Dataset records

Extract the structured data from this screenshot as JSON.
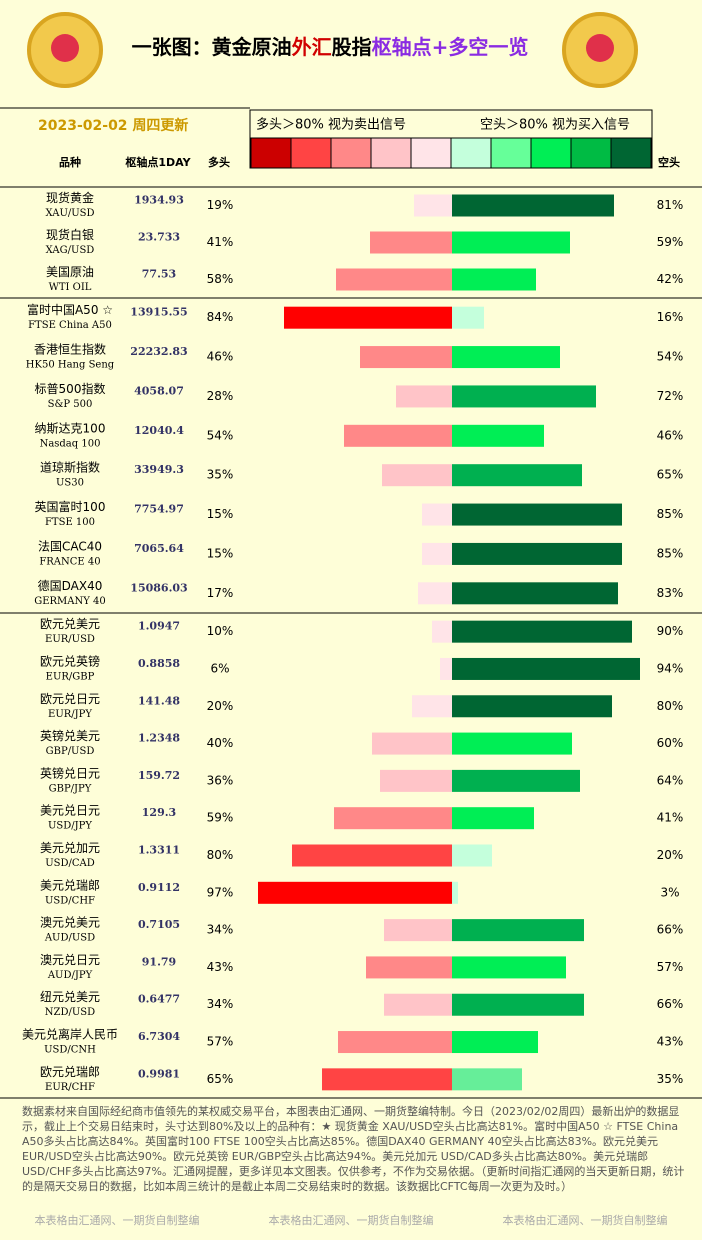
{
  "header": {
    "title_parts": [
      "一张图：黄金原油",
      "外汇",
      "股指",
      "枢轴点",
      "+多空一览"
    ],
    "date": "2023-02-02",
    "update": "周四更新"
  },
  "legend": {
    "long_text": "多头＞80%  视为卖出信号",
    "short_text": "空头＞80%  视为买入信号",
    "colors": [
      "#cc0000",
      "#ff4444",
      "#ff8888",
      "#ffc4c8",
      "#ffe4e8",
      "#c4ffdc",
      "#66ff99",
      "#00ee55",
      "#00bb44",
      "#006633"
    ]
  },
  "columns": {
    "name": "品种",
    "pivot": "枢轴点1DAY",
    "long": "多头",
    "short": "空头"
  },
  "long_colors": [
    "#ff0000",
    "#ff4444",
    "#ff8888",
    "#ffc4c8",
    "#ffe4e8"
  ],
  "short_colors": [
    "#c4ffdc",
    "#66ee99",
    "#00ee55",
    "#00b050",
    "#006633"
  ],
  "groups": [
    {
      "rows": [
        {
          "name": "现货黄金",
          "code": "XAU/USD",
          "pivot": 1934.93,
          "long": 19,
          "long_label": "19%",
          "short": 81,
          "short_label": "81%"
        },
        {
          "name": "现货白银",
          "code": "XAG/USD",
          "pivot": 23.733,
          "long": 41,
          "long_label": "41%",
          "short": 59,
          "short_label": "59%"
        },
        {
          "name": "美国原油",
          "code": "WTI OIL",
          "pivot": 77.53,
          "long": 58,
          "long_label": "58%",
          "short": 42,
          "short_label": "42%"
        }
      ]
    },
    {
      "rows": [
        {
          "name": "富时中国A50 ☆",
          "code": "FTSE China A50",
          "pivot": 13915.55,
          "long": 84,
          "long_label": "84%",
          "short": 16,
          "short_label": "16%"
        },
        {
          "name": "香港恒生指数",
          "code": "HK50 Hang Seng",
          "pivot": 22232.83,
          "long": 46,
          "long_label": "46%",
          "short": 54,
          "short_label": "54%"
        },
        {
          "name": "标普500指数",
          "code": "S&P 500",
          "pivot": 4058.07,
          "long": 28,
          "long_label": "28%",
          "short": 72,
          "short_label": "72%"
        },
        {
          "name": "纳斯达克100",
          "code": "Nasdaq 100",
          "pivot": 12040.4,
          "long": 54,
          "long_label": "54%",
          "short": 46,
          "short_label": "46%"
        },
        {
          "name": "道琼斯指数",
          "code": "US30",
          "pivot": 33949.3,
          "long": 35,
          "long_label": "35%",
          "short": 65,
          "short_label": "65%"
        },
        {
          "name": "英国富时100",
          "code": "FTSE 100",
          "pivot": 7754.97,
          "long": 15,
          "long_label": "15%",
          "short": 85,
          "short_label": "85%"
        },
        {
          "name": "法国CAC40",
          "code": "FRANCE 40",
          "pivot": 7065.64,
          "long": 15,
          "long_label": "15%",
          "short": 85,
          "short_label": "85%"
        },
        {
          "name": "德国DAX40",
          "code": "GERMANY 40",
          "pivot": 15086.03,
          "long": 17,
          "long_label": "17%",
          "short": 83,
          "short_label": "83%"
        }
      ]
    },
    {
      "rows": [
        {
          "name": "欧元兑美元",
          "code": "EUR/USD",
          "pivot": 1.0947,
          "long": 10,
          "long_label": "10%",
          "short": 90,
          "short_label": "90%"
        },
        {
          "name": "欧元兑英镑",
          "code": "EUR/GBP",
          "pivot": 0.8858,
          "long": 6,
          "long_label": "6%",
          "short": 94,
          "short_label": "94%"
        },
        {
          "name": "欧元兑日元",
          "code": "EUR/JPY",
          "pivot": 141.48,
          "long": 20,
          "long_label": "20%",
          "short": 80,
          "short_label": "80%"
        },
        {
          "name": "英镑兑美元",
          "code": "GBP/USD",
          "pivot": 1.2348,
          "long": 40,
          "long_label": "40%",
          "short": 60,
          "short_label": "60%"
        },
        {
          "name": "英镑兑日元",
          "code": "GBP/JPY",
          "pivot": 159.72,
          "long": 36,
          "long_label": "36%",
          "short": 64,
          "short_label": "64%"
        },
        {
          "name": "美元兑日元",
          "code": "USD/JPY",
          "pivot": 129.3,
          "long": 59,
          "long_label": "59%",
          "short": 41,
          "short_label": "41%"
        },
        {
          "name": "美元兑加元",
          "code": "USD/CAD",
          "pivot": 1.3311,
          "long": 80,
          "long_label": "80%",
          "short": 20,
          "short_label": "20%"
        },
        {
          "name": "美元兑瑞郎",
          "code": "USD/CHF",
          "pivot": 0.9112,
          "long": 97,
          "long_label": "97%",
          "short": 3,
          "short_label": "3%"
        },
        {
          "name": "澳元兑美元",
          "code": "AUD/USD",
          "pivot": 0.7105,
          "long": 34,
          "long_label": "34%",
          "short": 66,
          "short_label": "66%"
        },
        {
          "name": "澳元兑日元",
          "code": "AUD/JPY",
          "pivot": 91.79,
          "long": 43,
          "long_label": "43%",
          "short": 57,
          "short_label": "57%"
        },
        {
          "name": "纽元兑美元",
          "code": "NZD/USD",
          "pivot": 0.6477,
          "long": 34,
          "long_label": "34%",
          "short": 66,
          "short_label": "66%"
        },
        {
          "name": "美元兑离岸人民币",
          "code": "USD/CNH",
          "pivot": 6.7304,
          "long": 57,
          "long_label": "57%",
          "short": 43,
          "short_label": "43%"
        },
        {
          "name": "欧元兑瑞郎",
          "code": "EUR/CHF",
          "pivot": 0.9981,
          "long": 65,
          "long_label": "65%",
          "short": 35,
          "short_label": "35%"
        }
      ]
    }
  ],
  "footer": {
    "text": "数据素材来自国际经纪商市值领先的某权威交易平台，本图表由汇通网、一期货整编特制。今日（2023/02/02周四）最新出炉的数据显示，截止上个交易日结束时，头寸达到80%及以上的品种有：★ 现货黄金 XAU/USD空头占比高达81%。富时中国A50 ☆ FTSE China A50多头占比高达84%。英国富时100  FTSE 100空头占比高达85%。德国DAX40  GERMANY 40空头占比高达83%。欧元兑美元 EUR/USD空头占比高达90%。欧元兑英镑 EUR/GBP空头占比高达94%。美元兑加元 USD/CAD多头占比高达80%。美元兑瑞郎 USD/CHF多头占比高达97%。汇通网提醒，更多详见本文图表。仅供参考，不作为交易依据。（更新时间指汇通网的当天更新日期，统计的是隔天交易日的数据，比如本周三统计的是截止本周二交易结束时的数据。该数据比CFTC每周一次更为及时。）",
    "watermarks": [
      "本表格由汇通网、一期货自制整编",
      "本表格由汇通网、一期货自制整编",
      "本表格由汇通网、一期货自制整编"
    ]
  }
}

--

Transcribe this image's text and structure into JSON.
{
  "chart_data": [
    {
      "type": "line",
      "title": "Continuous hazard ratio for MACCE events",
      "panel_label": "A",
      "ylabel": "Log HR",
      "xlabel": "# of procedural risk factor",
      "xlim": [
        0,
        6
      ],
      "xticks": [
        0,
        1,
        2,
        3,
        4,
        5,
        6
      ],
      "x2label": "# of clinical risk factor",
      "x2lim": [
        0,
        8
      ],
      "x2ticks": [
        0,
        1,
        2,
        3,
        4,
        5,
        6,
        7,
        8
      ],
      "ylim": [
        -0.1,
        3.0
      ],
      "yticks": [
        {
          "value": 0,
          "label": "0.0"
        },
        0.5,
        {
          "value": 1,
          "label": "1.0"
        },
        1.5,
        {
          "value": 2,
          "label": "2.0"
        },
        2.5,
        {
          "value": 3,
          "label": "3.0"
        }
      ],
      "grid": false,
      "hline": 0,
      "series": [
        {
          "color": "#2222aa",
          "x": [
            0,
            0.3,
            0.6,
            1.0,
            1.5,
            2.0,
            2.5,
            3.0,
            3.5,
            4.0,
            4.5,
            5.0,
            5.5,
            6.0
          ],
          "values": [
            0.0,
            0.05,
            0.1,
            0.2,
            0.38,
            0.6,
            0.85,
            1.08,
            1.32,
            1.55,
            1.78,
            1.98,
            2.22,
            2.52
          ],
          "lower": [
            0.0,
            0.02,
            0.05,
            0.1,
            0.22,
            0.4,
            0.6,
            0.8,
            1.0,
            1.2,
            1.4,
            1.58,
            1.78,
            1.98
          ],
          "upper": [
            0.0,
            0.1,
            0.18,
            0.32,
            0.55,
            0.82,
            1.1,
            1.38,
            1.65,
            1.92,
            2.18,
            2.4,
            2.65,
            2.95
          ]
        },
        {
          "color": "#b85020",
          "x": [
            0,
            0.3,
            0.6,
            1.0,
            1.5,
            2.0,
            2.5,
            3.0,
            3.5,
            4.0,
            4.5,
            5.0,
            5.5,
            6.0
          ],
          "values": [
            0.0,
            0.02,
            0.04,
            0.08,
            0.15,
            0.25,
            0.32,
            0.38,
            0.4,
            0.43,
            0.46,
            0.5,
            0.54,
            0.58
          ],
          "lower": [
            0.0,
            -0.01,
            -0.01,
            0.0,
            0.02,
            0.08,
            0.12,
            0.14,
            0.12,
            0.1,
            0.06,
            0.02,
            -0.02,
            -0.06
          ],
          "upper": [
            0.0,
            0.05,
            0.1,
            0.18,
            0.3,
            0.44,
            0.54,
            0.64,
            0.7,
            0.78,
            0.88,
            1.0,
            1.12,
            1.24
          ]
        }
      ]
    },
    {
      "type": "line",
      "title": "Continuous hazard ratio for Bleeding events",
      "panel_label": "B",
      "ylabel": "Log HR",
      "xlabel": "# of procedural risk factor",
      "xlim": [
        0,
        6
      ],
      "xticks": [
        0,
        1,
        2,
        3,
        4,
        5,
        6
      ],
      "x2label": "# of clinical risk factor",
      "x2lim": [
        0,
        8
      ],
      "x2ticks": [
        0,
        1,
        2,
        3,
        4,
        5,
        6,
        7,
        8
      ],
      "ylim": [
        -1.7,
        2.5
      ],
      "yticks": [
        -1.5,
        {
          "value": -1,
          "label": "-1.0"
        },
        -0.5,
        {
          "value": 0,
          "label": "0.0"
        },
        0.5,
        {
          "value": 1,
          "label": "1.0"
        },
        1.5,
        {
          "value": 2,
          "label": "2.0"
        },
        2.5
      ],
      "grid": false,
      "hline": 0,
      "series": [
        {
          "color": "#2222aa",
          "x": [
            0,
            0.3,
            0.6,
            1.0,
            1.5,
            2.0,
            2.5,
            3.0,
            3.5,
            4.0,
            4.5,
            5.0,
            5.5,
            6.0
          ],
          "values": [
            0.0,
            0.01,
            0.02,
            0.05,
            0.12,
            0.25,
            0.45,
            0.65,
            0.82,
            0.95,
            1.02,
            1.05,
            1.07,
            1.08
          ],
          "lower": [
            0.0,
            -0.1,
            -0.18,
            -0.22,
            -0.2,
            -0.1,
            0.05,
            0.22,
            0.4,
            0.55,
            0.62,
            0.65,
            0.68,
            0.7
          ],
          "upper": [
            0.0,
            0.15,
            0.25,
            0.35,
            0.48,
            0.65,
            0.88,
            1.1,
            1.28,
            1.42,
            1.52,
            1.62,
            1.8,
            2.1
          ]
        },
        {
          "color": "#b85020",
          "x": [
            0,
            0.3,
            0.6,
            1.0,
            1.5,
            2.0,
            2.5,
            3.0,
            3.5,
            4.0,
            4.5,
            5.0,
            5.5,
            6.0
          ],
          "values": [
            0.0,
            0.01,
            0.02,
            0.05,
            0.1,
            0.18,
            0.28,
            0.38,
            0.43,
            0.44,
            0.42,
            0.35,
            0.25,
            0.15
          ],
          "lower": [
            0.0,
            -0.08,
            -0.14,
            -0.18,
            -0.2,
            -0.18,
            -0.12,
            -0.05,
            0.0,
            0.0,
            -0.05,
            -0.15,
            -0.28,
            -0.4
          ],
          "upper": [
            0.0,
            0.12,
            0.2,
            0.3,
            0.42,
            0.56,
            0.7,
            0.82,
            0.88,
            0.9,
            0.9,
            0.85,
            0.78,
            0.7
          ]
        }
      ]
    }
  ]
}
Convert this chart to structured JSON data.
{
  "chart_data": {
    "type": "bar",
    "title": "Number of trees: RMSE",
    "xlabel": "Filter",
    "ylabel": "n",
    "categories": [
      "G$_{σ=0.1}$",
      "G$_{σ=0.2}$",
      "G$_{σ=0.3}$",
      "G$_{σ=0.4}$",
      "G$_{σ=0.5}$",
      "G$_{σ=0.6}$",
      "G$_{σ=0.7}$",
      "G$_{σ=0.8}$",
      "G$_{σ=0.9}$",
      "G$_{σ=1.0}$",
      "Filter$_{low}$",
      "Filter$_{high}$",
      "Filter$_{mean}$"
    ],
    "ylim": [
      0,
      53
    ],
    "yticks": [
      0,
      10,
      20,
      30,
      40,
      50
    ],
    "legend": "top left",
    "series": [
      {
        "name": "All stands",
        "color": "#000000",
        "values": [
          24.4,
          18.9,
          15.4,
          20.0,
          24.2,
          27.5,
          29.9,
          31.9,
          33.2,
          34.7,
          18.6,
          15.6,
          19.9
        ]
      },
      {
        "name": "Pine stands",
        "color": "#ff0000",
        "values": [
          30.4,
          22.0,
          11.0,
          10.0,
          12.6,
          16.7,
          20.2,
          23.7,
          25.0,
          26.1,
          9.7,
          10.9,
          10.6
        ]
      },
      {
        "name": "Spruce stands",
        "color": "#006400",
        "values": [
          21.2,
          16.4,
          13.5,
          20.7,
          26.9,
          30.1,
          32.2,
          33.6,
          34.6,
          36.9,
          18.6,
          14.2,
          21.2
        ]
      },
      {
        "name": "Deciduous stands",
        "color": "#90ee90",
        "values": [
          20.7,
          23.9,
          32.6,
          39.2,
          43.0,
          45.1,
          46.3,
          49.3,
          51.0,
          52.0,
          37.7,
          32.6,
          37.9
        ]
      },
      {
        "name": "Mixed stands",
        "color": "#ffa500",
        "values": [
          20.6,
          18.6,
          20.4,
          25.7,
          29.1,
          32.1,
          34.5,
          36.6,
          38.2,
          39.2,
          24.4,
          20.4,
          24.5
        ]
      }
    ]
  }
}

==

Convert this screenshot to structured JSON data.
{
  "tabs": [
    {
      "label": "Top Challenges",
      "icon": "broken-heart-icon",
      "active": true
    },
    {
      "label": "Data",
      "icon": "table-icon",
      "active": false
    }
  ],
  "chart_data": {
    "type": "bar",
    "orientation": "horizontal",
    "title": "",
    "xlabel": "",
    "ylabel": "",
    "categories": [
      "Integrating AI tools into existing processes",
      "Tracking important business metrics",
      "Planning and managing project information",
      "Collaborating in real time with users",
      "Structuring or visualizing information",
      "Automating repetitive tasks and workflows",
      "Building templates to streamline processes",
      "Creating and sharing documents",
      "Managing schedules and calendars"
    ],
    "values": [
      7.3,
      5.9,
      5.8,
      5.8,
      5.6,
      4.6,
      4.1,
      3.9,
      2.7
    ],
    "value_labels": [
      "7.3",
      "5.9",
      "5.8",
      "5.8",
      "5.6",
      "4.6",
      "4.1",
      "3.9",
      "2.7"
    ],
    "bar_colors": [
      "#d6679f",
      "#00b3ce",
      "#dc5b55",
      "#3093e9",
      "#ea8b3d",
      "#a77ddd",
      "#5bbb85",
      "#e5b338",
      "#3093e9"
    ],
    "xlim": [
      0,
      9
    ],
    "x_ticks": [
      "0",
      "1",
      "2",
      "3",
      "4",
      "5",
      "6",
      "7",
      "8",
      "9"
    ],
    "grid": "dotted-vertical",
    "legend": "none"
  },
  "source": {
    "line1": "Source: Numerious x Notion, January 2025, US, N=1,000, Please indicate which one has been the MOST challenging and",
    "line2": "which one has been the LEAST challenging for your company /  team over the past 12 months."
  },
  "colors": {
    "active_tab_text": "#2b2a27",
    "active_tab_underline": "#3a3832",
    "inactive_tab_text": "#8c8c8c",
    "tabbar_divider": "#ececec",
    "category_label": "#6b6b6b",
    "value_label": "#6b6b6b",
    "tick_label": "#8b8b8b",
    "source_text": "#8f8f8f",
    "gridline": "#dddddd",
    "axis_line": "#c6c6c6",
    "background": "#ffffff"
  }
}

**Written request**
Where a line of the entries contains the word "which", copy that line.

**Reply**
    "line1": "Source: Numerious x Notion, January 2025, US, N=1,000, Please indicate which one has been the MOST challenging and",
    "line2": "which one has been the LEAST challenging for your company /  team over the past 12 months."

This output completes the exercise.